▶ Material for the task
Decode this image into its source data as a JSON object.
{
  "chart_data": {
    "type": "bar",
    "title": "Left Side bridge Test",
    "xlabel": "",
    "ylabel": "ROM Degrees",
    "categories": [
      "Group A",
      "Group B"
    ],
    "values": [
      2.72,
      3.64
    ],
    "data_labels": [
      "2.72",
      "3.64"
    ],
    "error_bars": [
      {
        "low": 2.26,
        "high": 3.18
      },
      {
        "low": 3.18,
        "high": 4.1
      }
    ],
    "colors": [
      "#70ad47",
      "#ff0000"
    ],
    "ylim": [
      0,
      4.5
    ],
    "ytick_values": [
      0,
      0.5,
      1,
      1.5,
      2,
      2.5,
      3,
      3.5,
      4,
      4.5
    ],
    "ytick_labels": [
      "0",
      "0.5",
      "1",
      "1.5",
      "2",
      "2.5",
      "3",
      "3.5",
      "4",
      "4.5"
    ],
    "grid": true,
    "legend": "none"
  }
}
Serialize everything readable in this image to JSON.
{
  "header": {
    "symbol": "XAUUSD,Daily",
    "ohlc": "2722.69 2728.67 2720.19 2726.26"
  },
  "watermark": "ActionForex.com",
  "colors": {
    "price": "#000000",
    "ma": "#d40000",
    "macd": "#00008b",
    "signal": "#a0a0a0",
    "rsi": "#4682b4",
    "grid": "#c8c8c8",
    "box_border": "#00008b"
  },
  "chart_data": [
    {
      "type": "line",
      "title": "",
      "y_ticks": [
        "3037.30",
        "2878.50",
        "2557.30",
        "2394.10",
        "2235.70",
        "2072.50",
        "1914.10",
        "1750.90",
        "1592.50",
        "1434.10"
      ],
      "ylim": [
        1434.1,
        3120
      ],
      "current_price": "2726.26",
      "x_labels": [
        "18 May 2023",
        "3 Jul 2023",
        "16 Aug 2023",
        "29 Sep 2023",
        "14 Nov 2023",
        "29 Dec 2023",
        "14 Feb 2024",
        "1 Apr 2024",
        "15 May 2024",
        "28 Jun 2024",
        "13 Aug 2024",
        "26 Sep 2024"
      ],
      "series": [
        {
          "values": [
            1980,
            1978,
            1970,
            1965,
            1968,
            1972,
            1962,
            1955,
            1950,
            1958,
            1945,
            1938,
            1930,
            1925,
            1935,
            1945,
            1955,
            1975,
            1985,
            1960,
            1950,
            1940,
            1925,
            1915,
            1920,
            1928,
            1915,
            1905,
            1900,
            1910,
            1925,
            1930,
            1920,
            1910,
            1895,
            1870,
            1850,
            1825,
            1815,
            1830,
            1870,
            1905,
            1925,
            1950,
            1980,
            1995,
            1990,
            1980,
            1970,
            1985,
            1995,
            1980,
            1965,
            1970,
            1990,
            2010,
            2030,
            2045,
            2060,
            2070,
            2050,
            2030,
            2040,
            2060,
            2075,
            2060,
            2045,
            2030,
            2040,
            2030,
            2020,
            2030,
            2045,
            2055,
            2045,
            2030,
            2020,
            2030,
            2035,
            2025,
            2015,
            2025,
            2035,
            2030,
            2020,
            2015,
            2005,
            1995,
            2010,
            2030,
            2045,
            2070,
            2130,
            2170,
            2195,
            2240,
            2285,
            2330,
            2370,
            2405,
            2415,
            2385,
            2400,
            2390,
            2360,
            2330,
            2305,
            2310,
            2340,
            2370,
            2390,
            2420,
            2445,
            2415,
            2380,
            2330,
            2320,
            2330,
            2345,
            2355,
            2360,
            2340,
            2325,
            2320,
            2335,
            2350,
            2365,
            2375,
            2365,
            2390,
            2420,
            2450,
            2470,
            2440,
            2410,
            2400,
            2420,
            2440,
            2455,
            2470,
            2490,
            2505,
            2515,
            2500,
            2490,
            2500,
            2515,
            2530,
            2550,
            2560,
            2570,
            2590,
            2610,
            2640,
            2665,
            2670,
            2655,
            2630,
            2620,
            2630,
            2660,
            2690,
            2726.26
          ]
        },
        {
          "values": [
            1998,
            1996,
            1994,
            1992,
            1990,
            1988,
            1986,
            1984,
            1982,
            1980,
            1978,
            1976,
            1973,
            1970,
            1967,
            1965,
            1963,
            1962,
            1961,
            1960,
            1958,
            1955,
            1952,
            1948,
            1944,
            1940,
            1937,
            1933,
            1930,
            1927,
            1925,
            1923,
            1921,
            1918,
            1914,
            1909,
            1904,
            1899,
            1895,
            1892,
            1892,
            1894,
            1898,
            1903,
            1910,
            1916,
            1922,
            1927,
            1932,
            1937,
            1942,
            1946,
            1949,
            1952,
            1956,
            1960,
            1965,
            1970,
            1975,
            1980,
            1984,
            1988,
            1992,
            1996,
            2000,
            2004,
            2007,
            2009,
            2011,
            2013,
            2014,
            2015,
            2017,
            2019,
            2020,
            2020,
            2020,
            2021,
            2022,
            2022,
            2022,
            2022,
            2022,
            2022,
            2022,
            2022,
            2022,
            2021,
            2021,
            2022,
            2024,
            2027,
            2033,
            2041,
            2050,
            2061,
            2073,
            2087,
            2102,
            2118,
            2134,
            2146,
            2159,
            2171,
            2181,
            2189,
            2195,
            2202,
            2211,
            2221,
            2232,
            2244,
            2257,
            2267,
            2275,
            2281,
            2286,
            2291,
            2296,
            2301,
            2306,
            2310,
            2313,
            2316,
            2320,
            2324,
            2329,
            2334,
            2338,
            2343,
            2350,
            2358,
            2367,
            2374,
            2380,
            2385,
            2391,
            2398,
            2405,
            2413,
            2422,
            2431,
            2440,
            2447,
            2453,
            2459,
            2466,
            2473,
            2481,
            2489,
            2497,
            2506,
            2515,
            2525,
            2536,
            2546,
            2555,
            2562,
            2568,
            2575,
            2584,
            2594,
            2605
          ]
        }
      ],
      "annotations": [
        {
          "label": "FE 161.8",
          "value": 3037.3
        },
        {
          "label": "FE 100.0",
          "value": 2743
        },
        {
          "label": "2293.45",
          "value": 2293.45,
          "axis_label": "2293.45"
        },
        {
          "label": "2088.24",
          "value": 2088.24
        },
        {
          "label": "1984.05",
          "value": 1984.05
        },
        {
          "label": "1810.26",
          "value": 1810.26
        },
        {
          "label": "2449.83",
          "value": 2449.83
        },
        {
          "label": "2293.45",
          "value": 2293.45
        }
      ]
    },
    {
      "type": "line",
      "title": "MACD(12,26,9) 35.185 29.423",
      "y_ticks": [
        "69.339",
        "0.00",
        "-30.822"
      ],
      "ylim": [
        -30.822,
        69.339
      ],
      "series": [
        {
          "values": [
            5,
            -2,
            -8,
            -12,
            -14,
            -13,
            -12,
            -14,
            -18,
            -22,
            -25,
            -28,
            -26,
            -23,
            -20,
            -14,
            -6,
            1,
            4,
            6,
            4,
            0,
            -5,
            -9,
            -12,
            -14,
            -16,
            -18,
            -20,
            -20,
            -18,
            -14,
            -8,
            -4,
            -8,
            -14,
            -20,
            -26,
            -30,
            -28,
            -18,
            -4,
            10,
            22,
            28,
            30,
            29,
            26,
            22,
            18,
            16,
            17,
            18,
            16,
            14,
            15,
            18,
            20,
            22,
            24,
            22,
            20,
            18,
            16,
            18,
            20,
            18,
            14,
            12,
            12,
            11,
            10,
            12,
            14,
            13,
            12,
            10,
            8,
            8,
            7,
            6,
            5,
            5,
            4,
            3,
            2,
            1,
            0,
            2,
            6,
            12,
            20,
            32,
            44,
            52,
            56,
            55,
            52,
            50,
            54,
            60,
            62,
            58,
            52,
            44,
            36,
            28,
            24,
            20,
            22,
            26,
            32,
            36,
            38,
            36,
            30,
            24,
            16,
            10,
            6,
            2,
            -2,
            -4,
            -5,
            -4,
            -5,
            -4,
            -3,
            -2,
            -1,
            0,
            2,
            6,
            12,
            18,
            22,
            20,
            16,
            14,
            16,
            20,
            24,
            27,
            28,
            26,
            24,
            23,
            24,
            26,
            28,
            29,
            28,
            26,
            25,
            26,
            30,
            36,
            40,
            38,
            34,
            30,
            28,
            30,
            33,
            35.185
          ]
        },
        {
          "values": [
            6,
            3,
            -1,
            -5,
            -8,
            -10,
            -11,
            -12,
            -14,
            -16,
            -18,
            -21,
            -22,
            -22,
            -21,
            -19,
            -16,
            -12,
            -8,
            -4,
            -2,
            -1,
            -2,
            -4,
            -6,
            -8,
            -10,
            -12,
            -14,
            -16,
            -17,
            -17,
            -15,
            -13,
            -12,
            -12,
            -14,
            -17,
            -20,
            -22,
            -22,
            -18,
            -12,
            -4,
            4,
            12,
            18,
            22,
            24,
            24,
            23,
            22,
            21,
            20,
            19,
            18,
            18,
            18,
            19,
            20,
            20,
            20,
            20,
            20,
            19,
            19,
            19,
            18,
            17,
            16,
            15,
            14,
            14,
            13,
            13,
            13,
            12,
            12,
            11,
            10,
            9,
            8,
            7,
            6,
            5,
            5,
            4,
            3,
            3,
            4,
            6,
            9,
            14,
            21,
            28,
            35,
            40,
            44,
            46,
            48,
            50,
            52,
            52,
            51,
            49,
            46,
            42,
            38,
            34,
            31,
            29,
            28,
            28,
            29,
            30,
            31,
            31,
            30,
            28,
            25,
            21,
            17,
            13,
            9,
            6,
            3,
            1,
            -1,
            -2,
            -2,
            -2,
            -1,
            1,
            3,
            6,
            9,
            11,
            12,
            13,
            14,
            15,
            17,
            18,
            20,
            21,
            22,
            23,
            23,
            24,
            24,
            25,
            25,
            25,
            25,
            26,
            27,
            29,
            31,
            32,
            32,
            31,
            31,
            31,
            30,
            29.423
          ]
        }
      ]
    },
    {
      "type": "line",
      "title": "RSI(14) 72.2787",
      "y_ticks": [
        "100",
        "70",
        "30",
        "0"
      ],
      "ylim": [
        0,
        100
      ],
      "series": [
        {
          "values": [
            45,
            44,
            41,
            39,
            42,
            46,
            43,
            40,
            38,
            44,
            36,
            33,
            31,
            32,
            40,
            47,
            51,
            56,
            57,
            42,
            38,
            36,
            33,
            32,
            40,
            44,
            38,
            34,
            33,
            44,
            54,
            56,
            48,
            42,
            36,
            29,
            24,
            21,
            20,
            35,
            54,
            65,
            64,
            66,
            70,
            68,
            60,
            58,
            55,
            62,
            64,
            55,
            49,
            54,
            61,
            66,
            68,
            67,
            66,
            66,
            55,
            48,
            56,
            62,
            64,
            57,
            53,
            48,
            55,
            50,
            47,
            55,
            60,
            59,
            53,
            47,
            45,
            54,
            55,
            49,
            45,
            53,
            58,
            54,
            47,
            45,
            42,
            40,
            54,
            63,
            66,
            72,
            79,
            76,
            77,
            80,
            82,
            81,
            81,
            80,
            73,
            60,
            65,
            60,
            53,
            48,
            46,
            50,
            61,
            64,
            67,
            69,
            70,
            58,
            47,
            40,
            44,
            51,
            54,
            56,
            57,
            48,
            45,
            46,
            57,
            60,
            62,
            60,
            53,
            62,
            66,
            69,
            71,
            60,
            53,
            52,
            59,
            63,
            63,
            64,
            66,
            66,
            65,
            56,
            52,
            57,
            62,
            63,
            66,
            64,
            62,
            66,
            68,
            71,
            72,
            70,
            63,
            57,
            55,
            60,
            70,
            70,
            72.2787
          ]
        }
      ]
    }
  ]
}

▶ Exercise instructions
Return, from the data, each line that has the word "this" in it.

▶ Exercise solution
Decode this image into its source data as a JSON object.
Serialize everything readable in this image to JSON.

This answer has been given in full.